* _Task details_: Reproduce the listing below in its entirety. Change nothing.

* _Entries supplied_:

--- BEGIN ---

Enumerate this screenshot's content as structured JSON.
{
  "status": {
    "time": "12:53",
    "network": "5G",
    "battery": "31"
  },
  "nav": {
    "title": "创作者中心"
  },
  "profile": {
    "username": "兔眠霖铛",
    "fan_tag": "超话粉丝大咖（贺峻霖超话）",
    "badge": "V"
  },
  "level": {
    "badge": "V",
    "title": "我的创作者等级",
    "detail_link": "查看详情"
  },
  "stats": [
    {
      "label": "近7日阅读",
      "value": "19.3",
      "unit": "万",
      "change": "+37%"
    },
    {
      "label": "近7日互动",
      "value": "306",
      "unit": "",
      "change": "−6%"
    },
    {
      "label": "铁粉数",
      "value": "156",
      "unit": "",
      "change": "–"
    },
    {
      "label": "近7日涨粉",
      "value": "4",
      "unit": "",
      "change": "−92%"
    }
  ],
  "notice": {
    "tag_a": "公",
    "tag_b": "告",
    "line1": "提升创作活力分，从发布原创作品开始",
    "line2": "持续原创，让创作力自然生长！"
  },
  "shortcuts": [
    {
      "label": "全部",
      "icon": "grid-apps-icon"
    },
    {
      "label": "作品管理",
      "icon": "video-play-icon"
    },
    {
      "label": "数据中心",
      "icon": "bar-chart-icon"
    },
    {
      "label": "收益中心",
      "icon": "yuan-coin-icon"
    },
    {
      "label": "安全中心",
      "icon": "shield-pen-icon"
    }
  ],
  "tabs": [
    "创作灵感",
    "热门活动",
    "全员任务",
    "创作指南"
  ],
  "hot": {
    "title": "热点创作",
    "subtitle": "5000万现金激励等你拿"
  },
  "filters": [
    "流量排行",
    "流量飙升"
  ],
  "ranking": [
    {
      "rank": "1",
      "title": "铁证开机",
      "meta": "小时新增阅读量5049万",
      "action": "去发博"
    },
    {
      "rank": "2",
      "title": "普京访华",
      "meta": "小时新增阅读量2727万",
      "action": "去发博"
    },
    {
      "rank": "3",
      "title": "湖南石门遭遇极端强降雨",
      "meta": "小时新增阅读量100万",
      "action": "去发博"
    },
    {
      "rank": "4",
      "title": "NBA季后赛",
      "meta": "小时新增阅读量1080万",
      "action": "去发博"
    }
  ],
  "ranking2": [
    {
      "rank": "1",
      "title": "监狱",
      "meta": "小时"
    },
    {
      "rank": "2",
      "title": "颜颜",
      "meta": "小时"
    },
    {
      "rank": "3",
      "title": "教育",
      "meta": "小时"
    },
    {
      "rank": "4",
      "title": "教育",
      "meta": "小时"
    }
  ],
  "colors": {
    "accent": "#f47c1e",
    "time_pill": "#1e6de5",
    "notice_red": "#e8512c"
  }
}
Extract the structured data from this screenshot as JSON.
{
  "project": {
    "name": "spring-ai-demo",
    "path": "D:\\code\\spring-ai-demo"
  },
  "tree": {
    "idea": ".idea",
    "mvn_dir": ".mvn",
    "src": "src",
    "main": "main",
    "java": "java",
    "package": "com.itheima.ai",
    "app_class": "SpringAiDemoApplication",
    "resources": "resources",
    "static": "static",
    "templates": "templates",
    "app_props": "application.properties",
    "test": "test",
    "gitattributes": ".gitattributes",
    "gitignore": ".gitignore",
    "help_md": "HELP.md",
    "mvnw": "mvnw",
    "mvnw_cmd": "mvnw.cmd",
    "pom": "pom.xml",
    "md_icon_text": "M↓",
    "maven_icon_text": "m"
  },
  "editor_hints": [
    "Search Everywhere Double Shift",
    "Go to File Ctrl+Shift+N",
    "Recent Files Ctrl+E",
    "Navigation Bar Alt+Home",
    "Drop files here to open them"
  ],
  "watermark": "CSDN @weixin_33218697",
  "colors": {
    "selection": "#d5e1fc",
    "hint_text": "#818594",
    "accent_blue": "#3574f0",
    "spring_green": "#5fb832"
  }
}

--- END ---

* _Exercise answer_:
Enumerate this screenshot's content as structured JSON.
{
  "status": {
    "time": "12:53",
    "network": "5G",
    "battery": "31"
  },
  "nav": {
    "title": "创作者中心"
  },
  "profile": {
    "username": "兔眠霖铛",
    "fan_tag": "超话粉丝大咖（贺峻霖超话）",
    "badge": "V"
  },
  "level": {
    "badge": "V",
    "title": "我的创作者等级",
    "detail_link": "查看详情"
  },
  "stats": [
    {
      "label": "近7日阅读",
      "value": "19.3",
      "unit": "万",
      "change": "+37%"
    },
    {
      "label": "近7日互动",
      "value": "306",
      "unit": "",
      "change": "−6%"
    },
    {
      "label": "铁粉数",
      "value": "156",
      "unit": "",
      "change": "–"
    },
    {
      "label": "近7日涨粉",
      "value": "4",
      "unit": "",
      "change": "−92%"
    }
  ],
  "notice": {
    "tag_a": "公",
    "tag_b": "告",
    "line1": "提升创作活力分，从发布原创作品开始",
    "line2": "持续原创，让创作力自然生长！"
  },
  "shortcuts": [
    {
      "label": "全部",
      "icon": "grid-apps-icon"
    },
    {
      "label": "作品管理",
      "icon": "video-play-icon"
    },
    {
      "label": "数据中心",
      "icon": "bar-chart-icon"
    },
    {
      "label": "收益中心",
      "icon": "yuan-coin-icon"
    },
    {
      "label": "安全中心",
      "icon": "shield-pen-icon"
    }
  ],
  "tabs": [
    "创作灵感",
    "热门活动",
    "全员任务",
    "创作指南"
  ],
  "hot": {
    "title": "热点创作",
    "subtitle": "5000万现金激励等你拿"
  },
  "filters": [
    "流量排行",
    "流量飙升"
  ],
  "ranking": [
    {
      "rank": "1",
      "title": "铁证开机",
      "meta": "小时新增阅读量5049万",
      "action": "去发博"
    },
    {
      "rank": "2",
      "title": "普京访华",
      "meta": "小时新增阅读量2727万",
      "action": "去发博"
    },
    {
      "rank": "3",
      "title": "湖南石门遭遇极端强降雨",
      "meta": "小时新增阅读量100万",
      "action": "去发博"
    },
    {
      "rank": "4",
      "title": "NBA季后赛",
      "meta": "小时新增阅读量1080万",
      "action": "去发博"
    }
  ],
  "ranking2": [
    {
      "rank": "1",
      "title": "监狱",
      "meta": "小时"
    },
    {
      "rank": "2",
      "title": "颜颜",
      "meta": "小时"
    },
    {
      "rank": "3",
      "title": "教育",
      "meta": "小时"
    },
    {
      "rank": "4",
      "title": "教育",
      "meta": "小时"
    }
  ],
  "colors": {
    "accent": "#f47c1e",
    "time_pill": "#1e6de5",
    "notice_red": "#e8512c"
  }
}
Extract the structured data from this screenshot as JSON.
{
  "project": {
    "name": "spring-ai-demo",
    "path": "D:\\code\\spring-ai-demo"
  },
  "tree": {
    "idea": ".idea",
    "mvn_dir": ".mvn",
    "src": "src",
    "main": "main",
    "java": "java",
    "package": "com.itheima.ai",
    "app_class": "SpringAiDemoApplication",
    "resources": "resources",
    "static": "static",
    "templates": "templates",
    "app_props": "application.properties",
    "test": "test",
    "gitattributes": ".gitattributes",
    "gitignore": ".gitignore",
    "help_md": "HELP.md",
    "mvnw": "mvnw",
    "mvnw_cmd": "mvnw.cmd",
    "pom": "pom.xml",
    "md_icon_text": "M↓",
    "maven_icon_text": "m"
  },
  "editor_hints": [
    "Search Everywhere Double Shift",
    "Go to File Ctrl+Shift+N",
    "Recent Files Ctrl+E",
    "Navigation Bar Alt+Home",
    "Drop files here to open them"
  ],
  "watermark": "CSDN @weixin_33218697",
  "colors": {
    "selection": "#d5e1fc",
    "hint_text": "#818594",
    "accent_blue": "#3574f0",
    "spring_green": "#5fb832"
  }
}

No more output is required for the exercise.